Instruction -> Filter the entries that follow, copying every line in which the word "name" appears.

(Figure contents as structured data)

[start]

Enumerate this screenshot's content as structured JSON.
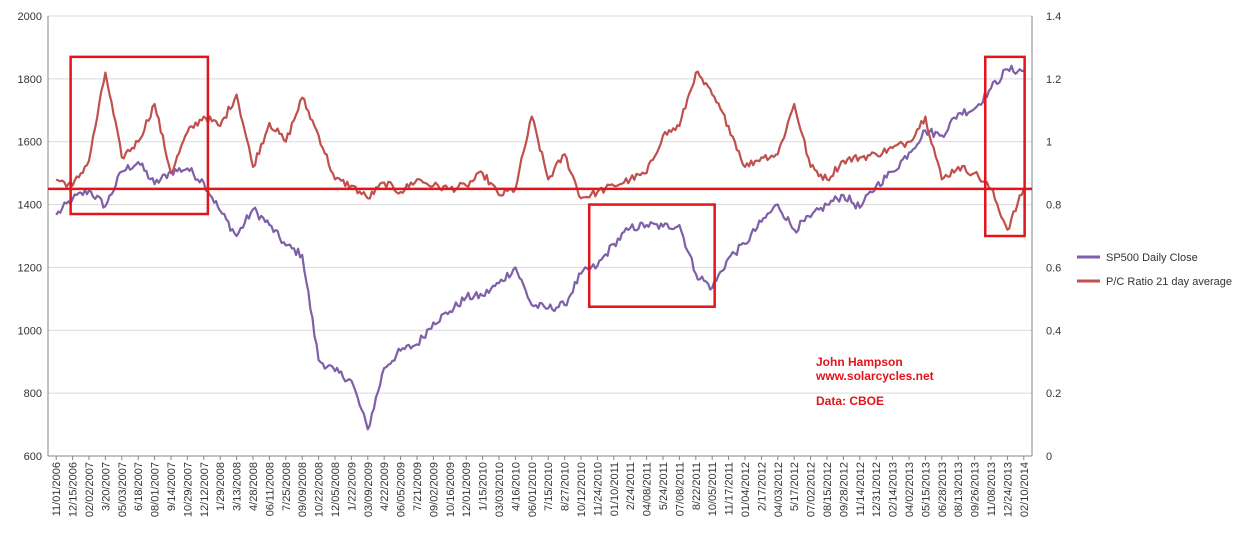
{
  "chart_data": {
    "type": "line",
    "x_dates": [
      "11/01/2006",
      "12/15/2006",
      "02/02/2007",
      "3/20/2007",
      "05/03/2007",
      "6/18/2007",
      "08/01/2007",
      "9/14/2007",
      "10/29/2007",
      "12/12/2007",
      "1/29/2008",
      "3/13/2008",
      "4/28/2008",
      "06/11/2008",
      "7/25/2008",
      "09/09/2008",
      "10/22/2008",
      "12/05/2008",
      "1/22/2009",
      "03/09/2009",
      "4/22/2009",
      "06/05/2009",
      "7/21/2009",
      "09/02/2009",
      "10/16/2009",
      "12/01/2009",
      "1/15/2010",
      "03/03/2010",
      "4/16/2010",
      "06/01/2010",
      "7/15/2010",
      "8/27/2010",
      "10/12/2010",
      "11/24/2010",
      "01/10/2011",
      "2/24/2011",
      "04/08/2011",
      "5/24/2011",
      "07/08/2011",
      "8/22/2011",
      "10/05/2011",
      "11/17/2011",
      "01/04/2012",
      "2/17/2012",
      "04/03/2012",
      "5/17/2012",
      "07/02/2012",
      "08/15/2012",
      "09/28/2012",
      "11/14/2012",
      "12/31/2012",
      "02/14/2013",
      "04/02/2013",
      "05/15/2013",
      "06/28/2013",
      "08/13/2013",
      "09/26/2013",
      "11/08/2013",
      "12/24/2013",
      "02/10/2014"
    ],
    "y_left": {
      "min": 600,
      "max": 2000,
      "ticks": [
        "600",
        "800",
        "1000",
        "1200",
        "1400",
        "1600",
        "1800",
        "2000"
      ]
    },
    "y_right": {
      "min": 0,
      "max": 1.4,
      "ticks": [
        "0",
        "0.2",
        "0.4",
        "0.6",
        "0.8",
        "1",
        "1.2",
        "1.4"
      ]
    },
    "series": [
      {
        "name": "SP500 Daily Close",
        "axis": "left",
        "color": "#7e5fa8",
        "values": [
          1367,
          1418,
          1445,
          1395,
          1505,
          1535,
          1465,
          1505,
          1515,
          1470,
          1380,
          1300,
          1385,
          1335,
          1270,
          1240,
          905,
          870,
          840,
          685,
          880,
          935,
          955,
          1025,
          1060,
          1105,
          1110,
          1150,
          1200,
          1080,
          1070,
          1080,
          1180,
          1205,
          1275,
          1325,
          1335,
          1330,
          1335,
          1180,
          1135,
          1230,
          1275,
          1345,
          1400,
          1320,
          1360,
          1400,
          1430,
          1390,
          1460,
          1505,
          1565,
          1635,
          1620,
          1690,
          1705,
          1770,
          1830,
          1825
        ]
      },
      {
        "name": "P/C Ratio 21 day average",
        "axis": "right",
        "color": "#c0504d",
        "values": [
          0.88,
          0.86,
          0.94,
          1.22,
          0.95,
          1.0,
          1.12,
          0.9,
          1.03,
          1.08,
          1.05,
          1.15,
          0.92,
          1.06,
          1.0,
          1.14,
          1.02,
          0.88,
          0.86,
          0.82,
          0.87,
          0.84,
          0.88,
          0.86,
          0.85,
          0.86,
          0.9,
          0.83,
          0.85,
          1.08,
          0.88,
          0.96,
          0.82,
          0.84,
          0.86,
          0.88,
          0.9,
          1.02,
          1.05,
          1.22,
          1.15,
          1.05,
          0.92,
          0.95,
          0.96,
          1.12,
          0.92,
          0.88,
          0.94,
          0.95,
          0.96,
          0.98,
          1.0,
          1.08,
          0.88,
          0.92,
          0.9,
          0.85,
          0.72,
          0.85
        ]
      }
    ],
    "reference_line": {
      "axis": "right",
      "value": 0.85,
      "color": "#e3141a"
    },
    "highlight_boxes": [
      {
        "x_start": 0.023,
        "x_end": 0.1625,
        "y_top": 1.27,
        "y_bottom": 0.77
      },
      {
        "x_start": 0.55,
        "x_end": 0.6775,
        "y_top": 0.8,
        "y_bottom": 0.475
      },
      {
        "x_start": 0.9525,
        "x_end": 0.9925,
        "y_top": 1.27,
        "y_bottom": 0.7
      }
    ],
    "legend_position": "right",
    "grid": true,
    "annotations": {
      "author": "John Hampson",
      "site": "www.solarcycles.net",
      "source": "Data: CBOE"
    }
  }
}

[end]

Answer in full ->
        "name": "SP500 Daily Close",
        "name": "P/C Ratio 21 day average",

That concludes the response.